EXTRACTED MATERIAL ->

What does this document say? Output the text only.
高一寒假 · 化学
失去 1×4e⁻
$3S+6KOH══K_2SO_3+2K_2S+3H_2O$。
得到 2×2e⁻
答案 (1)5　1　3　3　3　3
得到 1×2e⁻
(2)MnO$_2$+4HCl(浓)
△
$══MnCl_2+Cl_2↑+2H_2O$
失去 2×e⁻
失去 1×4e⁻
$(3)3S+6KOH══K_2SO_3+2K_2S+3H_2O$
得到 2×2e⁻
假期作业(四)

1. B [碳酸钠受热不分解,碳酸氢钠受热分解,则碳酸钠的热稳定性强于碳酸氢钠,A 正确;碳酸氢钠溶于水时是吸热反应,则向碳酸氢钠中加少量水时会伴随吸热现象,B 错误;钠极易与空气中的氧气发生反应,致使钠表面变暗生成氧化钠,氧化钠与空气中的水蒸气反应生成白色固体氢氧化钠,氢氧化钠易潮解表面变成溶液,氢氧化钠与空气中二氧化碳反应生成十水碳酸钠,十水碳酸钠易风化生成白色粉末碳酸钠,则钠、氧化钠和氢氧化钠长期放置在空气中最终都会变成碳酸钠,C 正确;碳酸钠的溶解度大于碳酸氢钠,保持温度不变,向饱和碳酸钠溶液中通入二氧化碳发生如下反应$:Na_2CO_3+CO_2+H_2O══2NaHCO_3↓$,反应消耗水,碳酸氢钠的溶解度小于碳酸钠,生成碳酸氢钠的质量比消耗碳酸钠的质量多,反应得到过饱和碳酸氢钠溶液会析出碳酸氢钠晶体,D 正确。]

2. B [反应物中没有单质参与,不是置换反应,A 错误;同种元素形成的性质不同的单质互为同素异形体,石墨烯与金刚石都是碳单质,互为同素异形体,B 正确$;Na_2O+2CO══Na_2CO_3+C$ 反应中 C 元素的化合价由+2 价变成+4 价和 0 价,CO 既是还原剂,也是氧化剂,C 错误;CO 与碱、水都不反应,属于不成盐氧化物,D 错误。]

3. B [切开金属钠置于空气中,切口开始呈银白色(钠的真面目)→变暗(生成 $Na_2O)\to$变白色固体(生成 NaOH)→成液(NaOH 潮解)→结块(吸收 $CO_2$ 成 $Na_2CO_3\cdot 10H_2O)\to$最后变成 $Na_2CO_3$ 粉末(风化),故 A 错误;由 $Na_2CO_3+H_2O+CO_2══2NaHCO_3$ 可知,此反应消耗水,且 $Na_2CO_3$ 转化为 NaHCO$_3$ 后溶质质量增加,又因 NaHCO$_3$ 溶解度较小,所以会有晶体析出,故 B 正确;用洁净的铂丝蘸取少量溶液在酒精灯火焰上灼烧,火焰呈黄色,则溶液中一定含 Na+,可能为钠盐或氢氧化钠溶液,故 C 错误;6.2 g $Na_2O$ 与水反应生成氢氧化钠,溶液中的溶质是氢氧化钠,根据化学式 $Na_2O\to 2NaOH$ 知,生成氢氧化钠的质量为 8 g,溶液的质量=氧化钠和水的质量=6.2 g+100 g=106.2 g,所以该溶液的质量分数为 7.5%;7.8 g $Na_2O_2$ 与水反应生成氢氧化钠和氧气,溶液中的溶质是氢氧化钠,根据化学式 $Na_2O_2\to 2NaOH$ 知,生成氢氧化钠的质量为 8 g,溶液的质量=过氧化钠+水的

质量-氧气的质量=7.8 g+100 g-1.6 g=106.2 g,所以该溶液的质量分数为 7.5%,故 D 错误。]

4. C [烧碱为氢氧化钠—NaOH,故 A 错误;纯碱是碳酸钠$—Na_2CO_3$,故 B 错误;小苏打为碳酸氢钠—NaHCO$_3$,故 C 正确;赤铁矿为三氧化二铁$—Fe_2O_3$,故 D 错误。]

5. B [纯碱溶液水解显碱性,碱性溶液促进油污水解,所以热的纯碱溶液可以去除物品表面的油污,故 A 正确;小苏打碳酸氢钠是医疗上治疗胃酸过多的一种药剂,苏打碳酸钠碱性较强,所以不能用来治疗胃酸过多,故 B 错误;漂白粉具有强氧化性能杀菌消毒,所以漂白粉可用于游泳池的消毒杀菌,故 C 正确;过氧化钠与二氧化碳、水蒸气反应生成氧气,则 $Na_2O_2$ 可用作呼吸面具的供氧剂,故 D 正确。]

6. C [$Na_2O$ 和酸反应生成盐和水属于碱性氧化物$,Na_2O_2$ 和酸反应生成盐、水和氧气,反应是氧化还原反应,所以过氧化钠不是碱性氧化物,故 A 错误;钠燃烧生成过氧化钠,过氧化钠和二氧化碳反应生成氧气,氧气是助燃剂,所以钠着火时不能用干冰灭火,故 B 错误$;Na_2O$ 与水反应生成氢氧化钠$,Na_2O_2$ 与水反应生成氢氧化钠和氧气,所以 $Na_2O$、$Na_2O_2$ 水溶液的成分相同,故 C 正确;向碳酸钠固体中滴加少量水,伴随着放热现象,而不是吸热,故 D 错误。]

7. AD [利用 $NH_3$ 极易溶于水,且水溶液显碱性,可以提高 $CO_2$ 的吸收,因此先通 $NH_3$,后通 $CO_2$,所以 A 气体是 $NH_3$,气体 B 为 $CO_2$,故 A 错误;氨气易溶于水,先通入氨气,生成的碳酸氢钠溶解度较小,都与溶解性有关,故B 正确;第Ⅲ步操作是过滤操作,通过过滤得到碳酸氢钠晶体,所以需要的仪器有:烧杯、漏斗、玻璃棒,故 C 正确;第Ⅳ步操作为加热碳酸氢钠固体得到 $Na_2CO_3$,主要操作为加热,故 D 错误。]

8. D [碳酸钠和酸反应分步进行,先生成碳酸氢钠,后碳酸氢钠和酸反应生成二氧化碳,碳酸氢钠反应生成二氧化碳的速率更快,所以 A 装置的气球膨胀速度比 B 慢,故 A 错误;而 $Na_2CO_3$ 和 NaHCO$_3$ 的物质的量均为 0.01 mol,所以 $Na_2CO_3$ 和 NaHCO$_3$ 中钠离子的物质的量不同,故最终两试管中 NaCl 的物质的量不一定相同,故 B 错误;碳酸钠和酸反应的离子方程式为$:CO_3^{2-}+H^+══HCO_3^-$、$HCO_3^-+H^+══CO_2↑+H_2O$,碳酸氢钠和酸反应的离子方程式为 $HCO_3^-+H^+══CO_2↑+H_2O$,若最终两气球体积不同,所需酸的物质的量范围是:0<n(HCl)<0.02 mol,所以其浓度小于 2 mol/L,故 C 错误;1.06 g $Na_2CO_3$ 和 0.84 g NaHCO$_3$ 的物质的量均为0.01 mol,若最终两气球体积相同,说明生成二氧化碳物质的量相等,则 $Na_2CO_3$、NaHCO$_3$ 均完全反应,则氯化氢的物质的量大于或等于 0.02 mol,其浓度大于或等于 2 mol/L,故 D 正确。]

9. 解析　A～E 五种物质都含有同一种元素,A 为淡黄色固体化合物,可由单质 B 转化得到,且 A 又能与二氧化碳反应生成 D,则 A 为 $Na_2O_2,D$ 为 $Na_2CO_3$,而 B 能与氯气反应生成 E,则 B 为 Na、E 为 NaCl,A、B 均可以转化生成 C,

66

TASK TO CARRY OUT ->
Find every line in the records above that contains the word "NaCl", and copy each one.

OUTPUT OF THE TASK ->
8. D [碳酸钠和酸反应分步进行,先生成碳酸氢钠,后碳酸氢钠和酸反应生成二氧化碳,碳酸氢钠反应生成二氧化碳的速率更快,所以 A 装置的气球膨胀速度比 B 慢,故 A 错误;而 $Na_2CO_3$ 和 NaHCO$_3$ 的物质的量均为 0.01 mol,所以 $Na_2CO_3$ 和 NaHCO$_3$ 中钠离子的物质的量不同,故最终两试管中 NaCl 的物质的量不一定相同,故 B 错误;碳酸钠和酸反应的离子方程式为$:CO_3^{2-}+H^+══HCO_3^-$、$HCO_3^-+H^+══CO_2↑+H_2O$,碳酸氢钠和酸反应的离子方程式为 $HCO_3^-+H^+══CO_2↑+H_2O$,若最终两气球体积不同,所需酸的物质的量范围是:0<n(HCl)<0.02 mol,所以其浓度小于 2 mol/L,故 C 错误;1.06 g $Na_2CO_3$ 和 0.84 g NaHCO$_3$ 的物质的量均为0.01 mol,若最终两气球体积相同,说明生成二氧化碳物质的量相等,则 $Na_2CO_3$、NaHCO$_3$ 均完全反应,则氯化氢的物质的量大于或等于 0.02 mol,其浓度大于或等于 2 mol/L,故 D 正确。]
9. 解析　A～E 五种物质都含有同一种元素,A 为淡黄色固体化合物,可由单质 B 转化得到,且 A 又能与二氧化碳反应生成 D,则 A 为 $Na_2O_2,D$ 为 $Na_2CO_3$,而 B 能与氯气反应生成 E,则 B 为 Na、E 为 NaCl,A、B 均可以转化生成 C,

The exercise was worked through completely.